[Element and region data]
+++

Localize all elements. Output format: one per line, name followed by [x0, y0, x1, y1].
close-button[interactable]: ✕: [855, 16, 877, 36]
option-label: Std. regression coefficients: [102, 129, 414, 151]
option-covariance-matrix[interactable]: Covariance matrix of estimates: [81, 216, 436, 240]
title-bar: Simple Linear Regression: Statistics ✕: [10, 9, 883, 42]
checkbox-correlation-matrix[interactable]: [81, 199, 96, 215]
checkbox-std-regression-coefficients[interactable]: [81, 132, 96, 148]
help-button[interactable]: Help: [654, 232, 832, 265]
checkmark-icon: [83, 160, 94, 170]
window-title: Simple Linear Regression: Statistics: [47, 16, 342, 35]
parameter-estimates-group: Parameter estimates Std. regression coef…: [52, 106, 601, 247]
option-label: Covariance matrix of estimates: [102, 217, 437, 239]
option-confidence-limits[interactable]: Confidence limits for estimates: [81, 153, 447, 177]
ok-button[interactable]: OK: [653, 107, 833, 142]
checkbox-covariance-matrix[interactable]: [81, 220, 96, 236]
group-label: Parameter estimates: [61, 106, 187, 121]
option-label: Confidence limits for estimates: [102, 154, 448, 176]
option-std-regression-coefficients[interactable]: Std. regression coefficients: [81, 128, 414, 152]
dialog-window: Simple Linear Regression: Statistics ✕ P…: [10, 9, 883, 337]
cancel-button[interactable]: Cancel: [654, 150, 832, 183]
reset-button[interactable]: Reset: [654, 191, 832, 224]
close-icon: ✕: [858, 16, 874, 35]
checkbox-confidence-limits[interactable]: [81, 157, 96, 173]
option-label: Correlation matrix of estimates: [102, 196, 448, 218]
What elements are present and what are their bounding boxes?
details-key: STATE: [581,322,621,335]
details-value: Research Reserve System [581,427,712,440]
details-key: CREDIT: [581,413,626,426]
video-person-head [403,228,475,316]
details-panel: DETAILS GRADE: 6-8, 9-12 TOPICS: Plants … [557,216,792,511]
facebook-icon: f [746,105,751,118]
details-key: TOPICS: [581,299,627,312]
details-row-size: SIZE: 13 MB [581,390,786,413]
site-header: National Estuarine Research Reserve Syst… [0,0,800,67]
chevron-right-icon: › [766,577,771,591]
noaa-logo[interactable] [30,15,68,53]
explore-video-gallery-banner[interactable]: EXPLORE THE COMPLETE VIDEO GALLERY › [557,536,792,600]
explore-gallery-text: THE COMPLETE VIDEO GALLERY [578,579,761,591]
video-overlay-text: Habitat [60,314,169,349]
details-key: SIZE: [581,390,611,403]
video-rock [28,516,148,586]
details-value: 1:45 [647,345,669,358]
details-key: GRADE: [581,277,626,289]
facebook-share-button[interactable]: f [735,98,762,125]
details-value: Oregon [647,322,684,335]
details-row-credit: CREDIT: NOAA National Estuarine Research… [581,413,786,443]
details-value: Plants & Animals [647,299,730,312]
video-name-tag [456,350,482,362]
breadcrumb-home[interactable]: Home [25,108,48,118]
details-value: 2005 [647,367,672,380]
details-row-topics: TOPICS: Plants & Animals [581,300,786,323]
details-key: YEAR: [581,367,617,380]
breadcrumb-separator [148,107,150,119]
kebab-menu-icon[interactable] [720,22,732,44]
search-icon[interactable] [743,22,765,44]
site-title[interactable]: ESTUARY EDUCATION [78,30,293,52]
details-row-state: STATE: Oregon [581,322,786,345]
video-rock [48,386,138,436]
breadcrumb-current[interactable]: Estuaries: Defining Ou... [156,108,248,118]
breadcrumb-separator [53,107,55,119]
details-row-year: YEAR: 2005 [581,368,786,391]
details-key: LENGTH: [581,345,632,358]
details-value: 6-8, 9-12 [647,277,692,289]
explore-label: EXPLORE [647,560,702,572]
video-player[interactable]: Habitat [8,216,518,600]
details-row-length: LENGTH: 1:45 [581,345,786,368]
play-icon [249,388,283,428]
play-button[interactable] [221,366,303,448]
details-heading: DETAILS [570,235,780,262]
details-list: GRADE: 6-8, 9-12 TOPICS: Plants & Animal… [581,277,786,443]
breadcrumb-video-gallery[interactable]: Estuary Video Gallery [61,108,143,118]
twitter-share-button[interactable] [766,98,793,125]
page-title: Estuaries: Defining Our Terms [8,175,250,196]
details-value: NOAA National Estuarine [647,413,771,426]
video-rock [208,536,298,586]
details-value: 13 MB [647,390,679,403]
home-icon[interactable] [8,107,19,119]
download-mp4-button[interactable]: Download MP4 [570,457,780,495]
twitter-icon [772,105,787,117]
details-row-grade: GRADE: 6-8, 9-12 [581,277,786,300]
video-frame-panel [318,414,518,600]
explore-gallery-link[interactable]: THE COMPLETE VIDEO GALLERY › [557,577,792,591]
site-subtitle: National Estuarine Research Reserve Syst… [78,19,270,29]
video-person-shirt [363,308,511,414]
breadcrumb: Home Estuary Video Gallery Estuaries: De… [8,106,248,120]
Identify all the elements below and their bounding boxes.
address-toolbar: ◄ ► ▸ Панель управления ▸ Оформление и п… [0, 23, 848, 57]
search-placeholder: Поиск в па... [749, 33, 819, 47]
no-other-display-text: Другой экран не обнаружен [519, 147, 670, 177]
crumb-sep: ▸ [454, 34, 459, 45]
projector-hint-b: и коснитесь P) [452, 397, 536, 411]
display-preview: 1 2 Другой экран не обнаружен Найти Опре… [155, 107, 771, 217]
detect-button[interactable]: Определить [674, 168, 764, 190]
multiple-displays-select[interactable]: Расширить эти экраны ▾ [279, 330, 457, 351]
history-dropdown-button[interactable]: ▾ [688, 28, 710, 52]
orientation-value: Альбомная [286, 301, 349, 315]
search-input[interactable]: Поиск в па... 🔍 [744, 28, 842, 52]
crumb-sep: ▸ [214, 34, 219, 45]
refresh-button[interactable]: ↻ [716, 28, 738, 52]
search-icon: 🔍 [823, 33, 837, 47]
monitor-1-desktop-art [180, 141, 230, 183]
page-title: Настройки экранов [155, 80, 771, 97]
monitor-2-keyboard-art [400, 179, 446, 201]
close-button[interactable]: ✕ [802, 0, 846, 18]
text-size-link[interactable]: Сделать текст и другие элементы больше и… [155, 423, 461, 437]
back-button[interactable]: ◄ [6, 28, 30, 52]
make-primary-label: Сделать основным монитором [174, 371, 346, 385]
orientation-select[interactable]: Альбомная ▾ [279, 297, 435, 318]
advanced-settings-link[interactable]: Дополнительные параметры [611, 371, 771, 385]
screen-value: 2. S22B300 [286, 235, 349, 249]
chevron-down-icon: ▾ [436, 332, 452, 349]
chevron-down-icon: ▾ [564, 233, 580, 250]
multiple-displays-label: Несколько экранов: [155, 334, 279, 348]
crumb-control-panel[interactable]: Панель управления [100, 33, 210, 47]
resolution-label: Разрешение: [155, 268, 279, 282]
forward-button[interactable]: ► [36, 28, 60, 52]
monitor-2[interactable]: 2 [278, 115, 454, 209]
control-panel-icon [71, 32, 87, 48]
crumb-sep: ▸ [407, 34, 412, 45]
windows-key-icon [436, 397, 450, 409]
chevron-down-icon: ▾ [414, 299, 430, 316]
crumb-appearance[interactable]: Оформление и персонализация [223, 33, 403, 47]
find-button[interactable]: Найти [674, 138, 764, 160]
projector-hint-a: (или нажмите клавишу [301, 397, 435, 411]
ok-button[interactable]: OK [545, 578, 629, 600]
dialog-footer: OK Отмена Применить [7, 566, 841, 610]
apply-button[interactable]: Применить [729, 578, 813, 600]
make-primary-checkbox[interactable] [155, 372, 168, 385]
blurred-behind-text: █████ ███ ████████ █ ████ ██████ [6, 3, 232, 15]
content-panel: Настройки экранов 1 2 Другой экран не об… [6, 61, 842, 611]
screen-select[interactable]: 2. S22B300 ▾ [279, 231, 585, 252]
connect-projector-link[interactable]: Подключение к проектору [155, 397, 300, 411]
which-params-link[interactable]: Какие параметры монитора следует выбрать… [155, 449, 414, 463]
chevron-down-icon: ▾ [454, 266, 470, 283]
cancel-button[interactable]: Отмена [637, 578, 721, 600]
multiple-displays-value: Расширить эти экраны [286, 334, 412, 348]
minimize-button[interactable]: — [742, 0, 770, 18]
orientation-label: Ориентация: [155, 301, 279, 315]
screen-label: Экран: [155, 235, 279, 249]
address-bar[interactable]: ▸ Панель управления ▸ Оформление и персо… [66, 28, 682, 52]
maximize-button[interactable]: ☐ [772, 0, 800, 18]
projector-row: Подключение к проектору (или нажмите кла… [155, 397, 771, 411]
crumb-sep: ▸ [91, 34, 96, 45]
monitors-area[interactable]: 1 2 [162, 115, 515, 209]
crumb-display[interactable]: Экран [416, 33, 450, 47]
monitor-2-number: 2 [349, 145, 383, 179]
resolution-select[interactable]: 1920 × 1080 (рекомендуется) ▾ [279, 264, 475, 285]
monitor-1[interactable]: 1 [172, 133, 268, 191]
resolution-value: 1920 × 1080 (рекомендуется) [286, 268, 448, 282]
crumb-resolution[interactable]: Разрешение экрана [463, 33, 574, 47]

+++

Exercise → Locate each line of the listing that contains the word "Другой", and copy those lines in full.

Task response →
no-other-display-text: Другой экран не обнаружен [519, 147, 670, 177]
display-preview: 1 2 Другой экран не обнаружен Найти Опре… [155, 107, 771, 217]
content-panel: Настройки экранов 1 2 Другой экран не об… [6, 61, 842, 611]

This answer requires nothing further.